## Problem
Below are some records. Copy every line in them that holds "nTexas".

## Exercise materials
>> Start
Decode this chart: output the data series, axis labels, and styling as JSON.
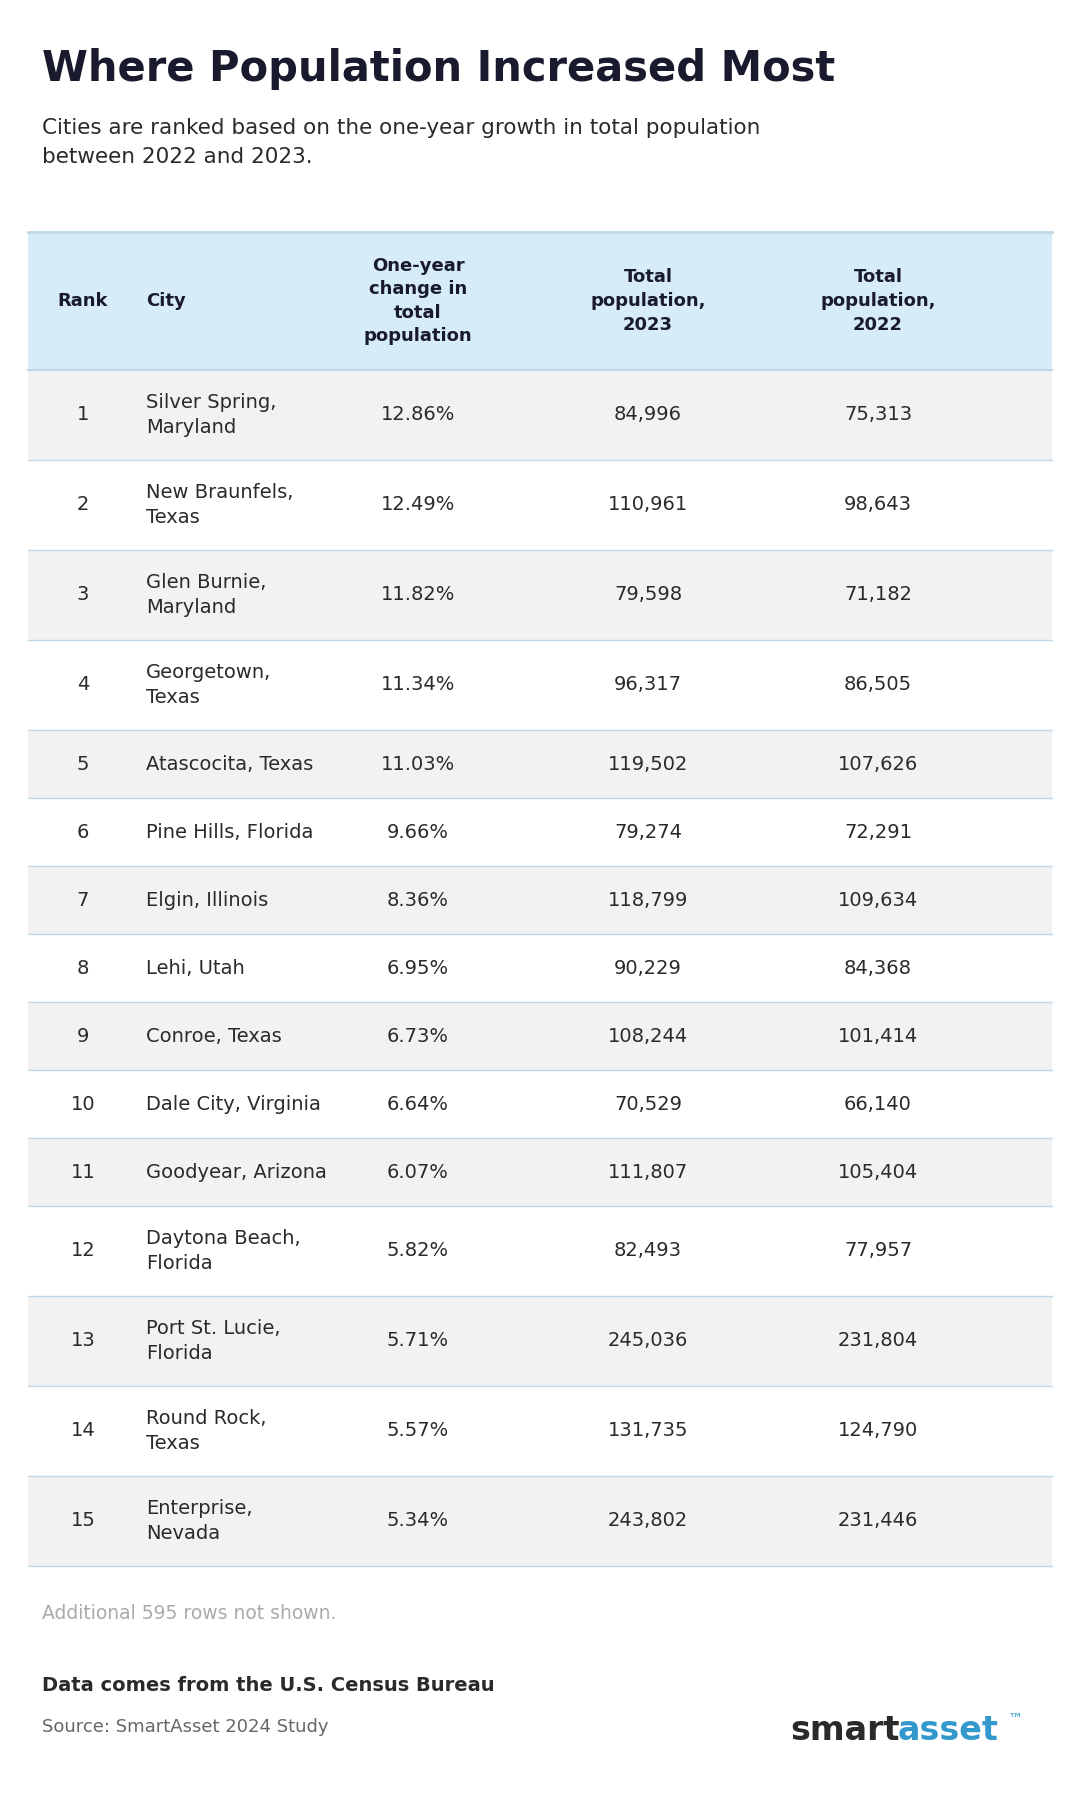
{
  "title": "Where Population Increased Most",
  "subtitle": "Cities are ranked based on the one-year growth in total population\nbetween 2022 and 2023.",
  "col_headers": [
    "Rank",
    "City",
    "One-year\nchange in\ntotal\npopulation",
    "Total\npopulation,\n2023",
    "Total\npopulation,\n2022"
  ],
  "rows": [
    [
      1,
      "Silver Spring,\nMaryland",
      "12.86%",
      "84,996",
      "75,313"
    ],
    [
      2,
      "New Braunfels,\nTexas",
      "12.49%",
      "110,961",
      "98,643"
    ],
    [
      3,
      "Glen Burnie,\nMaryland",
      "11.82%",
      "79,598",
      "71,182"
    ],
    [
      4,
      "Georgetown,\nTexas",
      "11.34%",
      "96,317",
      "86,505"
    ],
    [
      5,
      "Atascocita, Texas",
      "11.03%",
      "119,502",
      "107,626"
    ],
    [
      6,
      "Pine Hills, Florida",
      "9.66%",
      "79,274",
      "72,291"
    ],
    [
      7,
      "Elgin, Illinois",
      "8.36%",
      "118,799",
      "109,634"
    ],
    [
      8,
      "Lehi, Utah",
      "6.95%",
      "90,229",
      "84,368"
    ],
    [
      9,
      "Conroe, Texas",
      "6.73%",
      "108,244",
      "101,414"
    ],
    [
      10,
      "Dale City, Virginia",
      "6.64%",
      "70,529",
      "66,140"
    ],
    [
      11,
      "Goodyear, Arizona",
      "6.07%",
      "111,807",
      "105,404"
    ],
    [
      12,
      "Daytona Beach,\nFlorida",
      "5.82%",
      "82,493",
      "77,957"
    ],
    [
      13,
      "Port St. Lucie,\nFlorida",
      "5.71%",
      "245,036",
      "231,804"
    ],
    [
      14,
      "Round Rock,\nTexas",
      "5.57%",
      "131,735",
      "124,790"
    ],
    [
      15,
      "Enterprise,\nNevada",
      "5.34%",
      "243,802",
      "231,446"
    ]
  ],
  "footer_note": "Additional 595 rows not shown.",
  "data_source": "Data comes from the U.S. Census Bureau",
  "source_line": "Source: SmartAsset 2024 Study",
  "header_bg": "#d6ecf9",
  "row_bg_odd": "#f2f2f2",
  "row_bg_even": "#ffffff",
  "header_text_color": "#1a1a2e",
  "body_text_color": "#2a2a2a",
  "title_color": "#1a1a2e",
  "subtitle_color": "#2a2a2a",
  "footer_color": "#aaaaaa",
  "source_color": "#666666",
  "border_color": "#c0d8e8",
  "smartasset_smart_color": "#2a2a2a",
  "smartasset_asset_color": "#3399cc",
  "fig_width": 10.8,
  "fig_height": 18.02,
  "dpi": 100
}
>> End
>> Start
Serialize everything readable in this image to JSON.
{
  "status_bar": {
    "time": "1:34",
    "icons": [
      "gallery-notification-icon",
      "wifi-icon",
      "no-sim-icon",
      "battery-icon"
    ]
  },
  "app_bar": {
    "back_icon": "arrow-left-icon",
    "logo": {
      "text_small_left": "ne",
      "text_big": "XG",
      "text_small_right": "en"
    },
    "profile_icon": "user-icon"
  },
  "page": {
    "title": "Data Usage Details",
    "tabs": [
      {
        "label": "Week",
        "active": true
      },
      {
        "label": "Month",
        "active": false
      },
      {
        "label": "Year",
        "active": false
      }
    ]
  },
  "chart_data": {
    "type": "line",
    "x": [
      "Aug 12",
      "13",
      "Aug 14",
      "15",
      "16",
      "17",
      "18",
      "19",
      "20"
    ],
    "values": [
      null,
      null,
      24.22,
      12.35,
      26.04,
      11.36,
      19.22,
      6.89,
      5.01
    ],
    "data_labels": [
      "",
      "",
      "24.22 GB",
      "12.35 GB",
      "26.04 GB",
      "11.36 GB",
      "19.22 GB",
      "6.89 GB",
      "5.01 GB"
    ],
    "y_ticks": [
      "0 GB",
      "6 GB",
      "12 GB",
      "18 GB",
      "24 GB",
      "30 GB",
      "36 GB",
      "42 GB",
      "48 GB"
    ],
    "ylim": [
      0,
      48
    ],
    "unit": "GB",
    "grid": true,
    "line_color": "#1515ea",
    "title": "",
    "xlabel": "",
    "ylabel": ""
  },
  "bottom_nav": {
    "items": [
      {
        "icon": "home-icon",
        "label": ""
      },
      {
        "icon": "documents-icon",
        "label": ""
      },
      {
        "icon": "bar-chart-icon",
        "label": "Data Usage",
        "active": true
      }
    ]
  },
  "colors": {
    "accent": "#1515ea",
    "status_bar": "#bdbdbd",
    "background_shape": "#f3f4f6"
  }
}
>> End
>> Start
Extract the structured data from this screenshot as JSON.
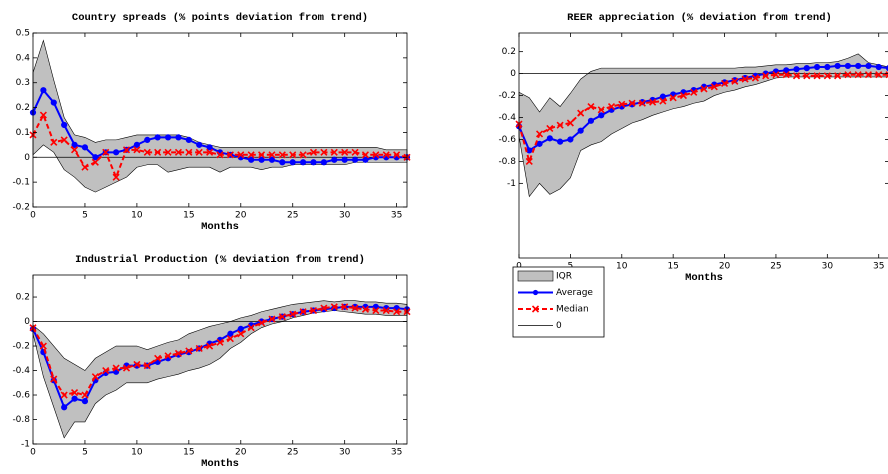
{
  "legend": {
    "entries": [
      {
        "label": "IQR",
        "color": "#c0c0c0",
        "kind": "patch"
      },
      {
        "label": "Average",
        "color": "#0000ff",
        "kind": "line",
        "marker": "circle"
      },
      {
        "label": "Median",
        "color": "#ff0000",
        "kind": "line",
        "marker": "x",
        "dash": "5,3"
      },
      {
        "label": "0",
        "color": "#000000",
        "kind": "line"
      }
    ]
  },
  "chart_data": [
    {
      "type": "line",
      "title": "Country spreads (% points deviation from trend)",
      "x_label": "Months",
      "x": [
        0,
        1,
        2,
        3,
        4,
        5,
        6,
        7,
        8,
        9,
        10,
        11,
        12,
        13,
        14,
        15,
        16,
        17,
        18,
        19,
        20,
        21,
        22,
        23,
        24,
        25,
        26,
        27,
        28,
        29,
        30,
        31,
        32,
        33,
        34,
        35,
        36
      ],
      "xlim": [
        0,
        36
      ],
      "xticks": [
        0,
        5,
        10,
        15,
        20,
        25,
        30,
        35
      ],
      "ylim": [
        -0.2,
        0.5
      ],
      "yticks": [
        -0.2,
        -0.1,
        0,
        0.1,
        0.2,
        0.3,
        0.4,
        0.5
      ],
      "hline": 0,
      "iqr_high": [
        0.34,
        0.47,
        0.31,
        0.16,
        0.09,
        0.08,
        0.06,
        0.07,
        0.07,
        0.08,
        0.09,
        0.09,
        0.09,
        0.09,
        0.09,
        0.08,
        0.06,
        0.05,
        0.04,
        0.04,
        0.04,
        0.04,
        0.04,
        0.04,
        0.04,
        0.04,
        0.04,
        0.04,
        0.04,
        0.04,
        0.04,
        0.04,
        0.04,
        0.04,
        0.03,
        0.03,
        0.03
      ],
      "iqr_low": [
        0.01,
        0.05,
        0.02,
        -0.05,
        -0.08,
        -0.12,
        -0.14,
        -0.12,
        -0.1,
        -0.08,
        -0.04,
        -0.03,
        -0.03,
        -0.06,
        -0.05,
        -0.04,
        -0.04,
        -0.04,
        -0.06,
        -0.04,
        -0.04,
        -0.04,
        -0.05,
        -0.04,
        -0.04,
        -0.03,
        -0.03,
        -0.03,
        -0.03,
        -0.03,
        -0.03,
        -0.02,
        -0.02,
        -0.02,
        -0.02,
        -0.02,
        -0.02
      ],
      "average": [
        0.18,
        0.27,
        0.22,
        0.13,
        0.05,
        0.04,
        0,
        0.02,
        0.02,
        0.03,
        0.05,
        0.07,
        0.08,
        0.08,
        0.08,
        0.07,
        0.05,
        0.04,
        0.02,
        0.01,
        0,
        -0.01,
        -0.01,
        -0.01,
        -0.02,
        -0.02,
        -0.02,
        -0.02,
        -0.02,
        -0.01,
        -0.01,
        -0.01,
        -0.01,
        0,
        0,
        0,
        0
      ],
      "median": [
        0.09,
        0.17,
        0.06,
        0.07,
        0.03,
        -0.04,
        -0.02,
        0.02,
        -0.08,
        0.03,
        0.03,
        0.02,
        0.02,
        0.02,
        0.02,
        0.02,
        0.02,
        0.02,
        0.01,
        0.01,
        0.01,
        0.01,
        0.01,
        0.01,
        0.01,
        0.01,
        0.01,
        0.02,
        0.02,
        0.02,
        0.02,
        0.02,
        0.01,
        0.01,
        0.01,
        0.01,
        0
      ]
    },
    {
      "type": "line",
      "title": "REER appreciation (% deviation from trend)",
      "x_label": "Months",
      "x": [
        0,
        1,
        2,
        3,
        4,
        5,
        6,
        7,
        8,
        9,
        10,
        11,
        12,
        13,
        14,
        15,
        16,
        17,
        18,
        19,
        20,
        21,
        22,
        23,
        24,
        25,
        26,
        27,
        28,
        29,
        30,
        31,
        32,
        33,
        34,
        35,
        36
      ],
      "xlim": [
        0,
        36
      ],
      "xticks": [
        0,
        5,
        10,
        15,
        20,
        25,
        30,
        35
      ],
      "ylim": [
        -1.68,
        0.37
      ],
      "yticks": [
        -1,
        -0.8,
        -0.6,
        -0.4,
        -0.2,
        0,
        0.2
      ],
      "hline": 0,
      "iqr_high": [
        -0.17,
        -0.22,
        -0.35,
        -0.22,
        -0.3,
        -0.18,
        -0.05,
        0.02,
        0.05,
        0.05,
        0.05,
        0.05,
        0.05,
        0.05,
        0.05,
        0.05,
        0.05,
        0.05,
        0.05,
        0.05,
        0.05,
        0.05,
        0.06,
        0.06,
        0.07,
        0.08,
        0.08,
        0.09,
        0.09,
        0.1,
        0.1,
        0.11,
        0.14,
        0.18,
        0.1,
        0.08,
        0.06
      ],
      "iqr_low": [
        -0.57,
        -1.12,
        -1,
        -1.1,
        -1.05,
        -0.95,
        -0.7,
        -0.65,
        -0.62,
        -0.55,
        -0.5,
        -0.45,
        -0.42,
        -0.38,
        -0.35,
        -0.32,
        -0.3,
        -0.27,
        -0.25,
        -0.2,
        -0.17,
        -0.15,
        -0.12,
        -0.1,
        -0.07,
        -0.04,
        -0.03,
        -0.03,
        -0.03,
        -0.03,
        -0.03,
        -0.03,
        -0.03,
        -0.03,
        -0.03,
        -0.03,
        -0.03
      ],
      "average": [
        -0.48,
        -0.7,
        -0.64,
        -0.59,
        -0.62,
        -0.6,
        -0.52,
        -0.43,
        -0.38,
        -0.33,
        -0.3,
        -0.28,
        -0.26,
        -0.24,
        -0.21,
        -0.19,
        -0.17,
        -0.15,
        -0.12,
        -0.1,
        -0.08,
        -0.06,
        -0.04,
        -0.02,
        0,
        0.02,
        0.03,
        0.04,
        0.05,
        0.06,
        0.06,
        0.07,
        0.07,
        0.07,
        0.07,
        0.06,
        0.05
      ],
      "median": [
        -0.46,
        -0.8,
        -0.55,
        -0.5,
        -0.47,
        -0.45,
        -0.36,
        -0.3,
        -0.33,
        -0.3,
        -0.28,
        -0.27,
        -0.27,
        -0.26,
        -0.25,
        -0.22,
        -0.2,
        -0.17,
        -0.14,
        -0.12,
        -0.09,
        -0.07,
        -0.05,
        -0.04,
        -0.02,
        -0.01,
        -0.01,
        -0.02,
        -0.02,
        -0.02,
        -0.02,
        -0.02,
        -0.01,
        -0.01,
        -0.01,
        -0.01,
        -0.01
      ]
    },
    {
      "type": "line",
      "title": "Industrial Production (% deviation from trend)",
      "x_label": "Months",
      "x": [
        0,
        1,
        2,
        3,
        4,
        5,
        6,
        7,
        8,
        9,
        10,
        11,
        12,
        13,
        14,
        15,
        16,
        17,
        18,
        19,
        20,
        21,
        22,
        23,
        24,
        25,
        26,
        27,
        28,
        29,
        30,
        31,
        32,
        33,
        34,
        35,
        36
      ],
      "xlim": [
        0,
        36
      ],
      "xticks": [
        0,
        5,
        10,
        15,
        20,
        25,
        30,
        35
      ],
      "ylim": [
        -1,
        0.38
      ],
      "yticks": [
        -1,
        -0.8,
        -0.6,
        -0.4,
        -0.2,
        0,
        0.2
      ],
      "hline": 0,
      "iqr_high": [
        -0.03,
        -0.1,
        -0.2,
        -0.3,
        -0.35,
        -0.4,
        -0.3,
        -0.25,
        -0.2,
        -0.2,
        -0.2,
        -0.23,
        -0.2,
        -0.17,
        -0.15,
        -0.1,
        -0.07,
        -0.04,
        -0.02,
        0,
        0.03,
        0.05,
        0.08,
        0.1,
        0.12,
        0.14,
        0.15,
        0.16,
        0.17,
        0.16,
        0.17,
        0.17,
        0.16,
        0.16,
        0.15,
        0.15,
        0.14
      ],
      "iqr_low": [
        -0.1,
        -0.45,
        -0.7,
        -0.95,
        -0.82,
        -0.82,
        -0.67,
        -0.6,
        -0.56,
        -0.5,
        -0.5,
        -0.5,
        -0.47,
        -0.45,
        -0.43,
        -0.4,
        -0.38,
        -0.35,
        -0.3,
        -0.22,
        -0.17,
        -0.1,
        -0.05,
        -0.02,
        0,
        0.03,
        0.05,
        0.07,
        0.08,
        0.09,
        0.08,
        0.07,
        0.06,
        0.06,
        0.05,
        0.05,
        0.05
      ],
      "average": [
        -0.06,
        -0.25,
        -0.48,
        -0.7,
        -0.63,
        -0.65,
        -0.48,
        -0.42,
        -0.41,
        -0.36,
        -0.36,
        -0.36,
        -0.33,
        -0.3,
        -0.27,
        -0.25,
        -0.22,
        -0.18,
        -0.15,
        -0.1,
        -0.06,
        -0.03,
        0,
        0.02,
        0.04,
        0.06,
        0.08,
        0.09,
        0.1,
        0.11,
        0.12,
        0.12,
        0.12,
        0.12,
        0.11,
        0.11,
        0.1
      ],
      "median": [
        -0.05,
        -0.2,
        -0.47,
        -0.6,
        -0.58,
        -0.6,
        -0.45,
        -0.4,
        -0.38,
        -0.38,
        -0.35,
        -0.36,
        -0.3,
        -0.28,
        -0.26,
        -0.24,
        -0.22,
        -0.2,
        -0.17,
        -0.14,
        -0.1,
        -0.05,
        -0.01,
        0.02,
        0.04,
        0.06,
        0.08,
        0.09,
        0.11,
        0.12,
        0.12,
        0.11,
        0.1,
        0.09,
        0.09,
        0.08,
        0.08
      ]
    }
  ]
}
>> End
## Written answer
      "New Braunfels,\nTexas",
      "Georgetown,\nTexas",
      "Round Rock,\nTexas",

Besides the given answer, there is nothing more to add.